- _TEXTO DEL EJERCICIO_
Los medios y canales tradicionales de plasmación y distribución de la información se desvanecen, como se esfumaron postas, guarnicionerías, cererías, almacenes de coloniales, mis estudiantes ignoran hasta el significado de estas palabras. A los nuevos distribuidores, en cambio, mis estudiantes les conocen: saben que Bezos ha comprado The Washington Post, él personalmente, como quien formara una colección pública de arte hace 100 años. Por eso Piketty, profesor francés de libro, propone guillotinar el derecho a la herencia. Las viejas empresas familiares, dueñas de grandes cabeceras —desde The New York Times hasta La Vanguardia, pasando por Clarín— siguen pensando que siempre debería distinguirse entre oligarquía y aristocracia, al menos fuera de Francia. No sé yo, aunque estoy seguro de que media Francia seguirá discutiendo durante décadas qué puede hacer con el dinero de la otra media. Sería mejor que se centraran en la tarea ingente de transformar aquel gran país.

La abundancia, paradójica, nos subyuga, no la escasez. Como ocurrió en el siglo XIX y explica Piketty, el desarrollo tecnológico acelerado concentra riqueza y disloca sociedades. El cambio tecnológico cambia disruptivamente el mundo, convierte en abundantes recursos antes escasos, concentra riqueza en unos pocos productores y deja por el camino a la gente que fabricaba y acarreaba esos recursos. La cornucopia es Internet, abundancia que se difunde en la información, primero; en los servicios, luego; y, finalmente, en la fabricación de las cosas.

Idear y producir buena información, escribe Mark Lemley, sigue siendo costoso. Pero su distribución ya no cuesta nada. El derecho puede seguir protegiendo a creadores y productores, otorgándoles un monopolio temporal, pero la fabricación del soporte de la información y su distribución ya no cuentan. Yerran quienes se aferran a la vieja propiedad intelectual pensando que nada ha cambiado. Algo parecido ocurre con los servicios y, de nuevo, el derecho puede proteger, pero sólo temporal y limitadamente a quienes han detentado el monopolio de prestarlos. Uber, una aplicación de Internet, permite que un conductor lleve a un viajero por una tarifa inferior a la de un taxista. Los gremios de taxistas andan explicablemente alzados y claman por prohibir la aplicación. En Barcelona, hay polémica y expedientes administrativos incoados. Uber está permitido en San Francisco y prohibido en Bruselas. El desenlace es previsible, pues Barcelona está más cerca de Bélgica que de California. El problema legal es difícil de solucionar por una fácil razón económica: hoy, para conseguir una licencia de taxi, hay que adelantar una cantidad de dinero seis u ocho veces superior al precio del automóvil, una inversión que el nuevo taxista tardará años en amortizar. Si, de golpe, se liberalizara el mercado, el valor de la licencia se desplomaría. Lo mismo sucede con otros sectores. La regulación tradicional estableció monopolios por razones históricamente fundadas. Cuando cambia la tecnología, los monopolios pierden sentido, pero desmontarlos resulta difícil si sus beneficiarios pueden bloquear las propuestas de cambio paralizando medio país.

- _EXTRACTO DE DATOS_

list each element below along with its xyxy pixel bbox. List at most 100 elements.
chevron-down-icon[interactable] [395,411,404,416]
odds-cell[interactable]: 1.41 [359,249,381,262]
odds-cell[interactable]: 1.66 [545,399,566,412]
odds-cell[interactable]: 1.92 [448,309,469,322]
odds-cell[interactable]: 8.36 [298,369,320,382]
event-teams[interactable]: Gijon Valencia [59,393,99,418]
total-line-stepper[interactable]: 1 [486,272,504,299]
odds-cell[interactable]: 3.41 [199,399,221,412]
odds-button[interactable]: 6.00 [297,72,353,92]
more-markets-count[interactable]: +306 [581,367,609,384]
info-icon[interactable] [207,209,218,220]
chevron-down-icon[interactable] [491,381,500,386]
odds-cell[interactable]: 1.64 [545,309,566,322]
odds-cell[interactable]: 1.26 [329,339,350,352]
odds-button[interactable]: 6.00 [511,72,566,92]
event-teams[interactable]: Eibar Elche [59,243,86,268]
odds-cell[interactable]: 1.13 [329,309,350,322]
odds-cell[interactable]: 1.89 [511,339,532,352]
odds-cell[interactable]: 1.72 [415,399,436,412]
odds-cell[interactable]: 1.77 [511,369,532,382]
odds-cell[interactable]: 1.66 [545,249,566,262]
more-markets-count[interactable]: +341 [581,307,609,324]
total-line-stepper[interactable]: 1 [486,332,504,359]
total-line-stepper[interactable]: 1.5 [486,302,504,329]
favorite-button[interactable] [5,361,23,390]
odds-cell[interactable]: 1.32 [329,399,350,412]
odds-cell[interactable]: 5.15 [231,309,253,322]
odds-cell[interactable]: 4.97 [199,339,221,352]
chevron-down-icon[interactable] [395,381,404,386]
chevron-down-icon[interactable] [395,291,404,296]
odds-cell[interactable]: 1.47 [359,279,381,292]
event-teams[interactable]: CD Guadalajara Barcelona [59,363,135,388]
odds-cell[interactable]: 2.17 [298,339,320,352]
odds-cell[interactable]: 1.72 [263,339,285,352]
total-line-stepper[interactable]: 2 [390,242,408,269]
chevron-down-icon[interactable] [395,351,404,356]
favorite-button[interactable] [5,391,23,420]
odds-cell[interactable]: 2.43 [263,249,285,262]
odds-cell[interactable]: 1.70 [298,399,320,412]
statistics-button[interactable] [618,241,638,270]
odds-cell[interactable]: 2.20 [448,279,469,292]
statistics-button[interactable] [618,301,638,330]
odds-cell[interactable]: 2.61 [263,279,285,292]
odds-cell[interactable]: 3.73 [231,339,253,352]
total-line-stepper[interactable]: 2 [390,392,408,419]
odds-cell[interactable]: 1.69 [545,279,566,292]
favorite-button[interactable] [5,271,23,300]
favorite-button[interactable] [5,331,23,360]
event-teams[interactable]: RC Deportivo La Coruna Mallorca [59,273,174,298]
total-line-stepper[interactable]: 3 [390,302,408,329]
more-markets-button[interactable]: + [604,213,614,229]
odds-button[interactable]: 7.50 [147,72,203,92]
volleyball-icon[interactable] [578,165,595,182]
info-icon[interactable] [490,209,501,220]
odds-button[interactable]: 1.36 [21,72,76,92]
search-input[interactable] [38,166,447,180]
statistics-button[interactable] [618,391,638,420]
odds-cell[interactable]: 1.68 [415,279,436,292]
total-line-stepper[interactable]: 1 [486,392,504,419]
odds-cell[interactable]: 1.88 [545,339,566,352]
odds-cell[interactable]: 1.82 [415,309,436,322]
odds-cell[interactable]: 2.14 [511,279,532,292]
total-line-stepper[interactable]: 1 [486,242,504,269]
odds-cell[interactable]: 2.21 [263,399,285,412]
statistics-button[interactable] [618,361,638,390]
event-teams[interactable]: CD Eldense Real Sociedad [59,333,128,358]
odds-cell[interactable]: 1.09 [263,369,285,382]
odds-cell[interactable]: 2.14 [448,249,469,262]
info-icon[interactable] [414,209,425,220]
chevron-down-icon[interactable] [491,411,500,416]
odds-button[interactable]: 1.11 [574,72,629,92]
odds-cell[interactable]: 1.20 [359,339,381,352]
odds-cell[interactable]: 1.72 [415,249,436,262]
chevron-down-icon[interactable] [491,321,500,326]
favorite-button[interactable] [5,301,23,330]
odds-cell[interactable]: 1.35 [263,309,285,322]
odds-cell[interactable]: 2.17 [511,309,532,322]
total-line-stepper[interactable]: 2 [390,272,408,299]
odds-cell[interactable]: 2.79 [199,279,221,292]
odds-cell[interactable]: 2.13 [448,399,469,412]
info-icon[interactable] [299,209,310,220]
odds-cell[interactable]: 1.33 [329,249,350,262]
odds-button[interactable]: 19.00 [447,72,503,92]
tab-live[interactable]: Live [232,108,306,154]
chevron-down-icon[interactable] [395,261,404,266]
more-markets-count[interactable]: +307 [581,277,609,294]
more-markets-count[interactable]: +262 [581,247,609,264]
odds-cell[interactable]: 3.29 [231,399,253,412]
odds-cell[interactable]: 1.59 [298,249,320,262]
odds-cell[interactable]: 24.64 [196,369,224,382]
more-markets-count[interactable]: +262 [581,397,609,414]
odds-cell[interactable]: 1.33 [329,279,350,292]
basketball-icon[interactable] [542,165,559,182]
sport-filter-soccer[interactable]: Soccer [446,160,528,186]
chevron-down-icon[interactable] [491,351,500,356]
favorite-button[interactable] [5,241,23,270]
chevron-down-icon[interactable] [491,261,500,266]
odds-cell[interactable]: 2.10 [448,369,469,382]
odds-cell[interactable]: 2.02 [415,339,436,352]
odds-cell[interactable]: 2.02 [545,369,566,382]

- _TAREA 1_
Responde estas preguntas sobre el texto del ejercicio:
(a) ¿Qué periódico ha comprado Bezos?
(b) ¿En qué ciudad está permitido Uber y en cuál está prohibido?
(c) ¿Cuántas veces superior al precio del automóvil es la cantidad que hay que adelantar hoy para conseguir una licencia de taxi?
- _TAREA 2_
Devuelve, por favor, el fragmento del texto del ejercicio que va desde "La abundancia, paradójica, nos" hasta "de las cosas.", ambos incluidos, copiado sin ningún cambio.
Las filas son un material aparte, independiente del texto del ejercicio.

- _RESPUESTA 1_
(a) The Washington Post.
(b) Está permitido en San Francisco y prohibido en Bruselas.
(c) Seis u ocho veces superior.

- _RESPUESTA 2_
La abundancia, paradójica, nos subyuga, no la escasez. Como ocurrió en el siglo XIX y explica Piketty, el desarrollo tecnológico acelerado concentra riqueza y disloca sociedades. El cambio tecnológico cambia disruptivamente el mundo, convierte en abundantes recursos antes escasos, concentra riqueza en unos pocos productores y deja por el camino a la gente que fabricaba y acarreaba esos recursos. La cornucopia es Internet, abundancia que se difunde en la información, primero; en los servicios, luego; y, finalmente, en la fabricación de las cosas.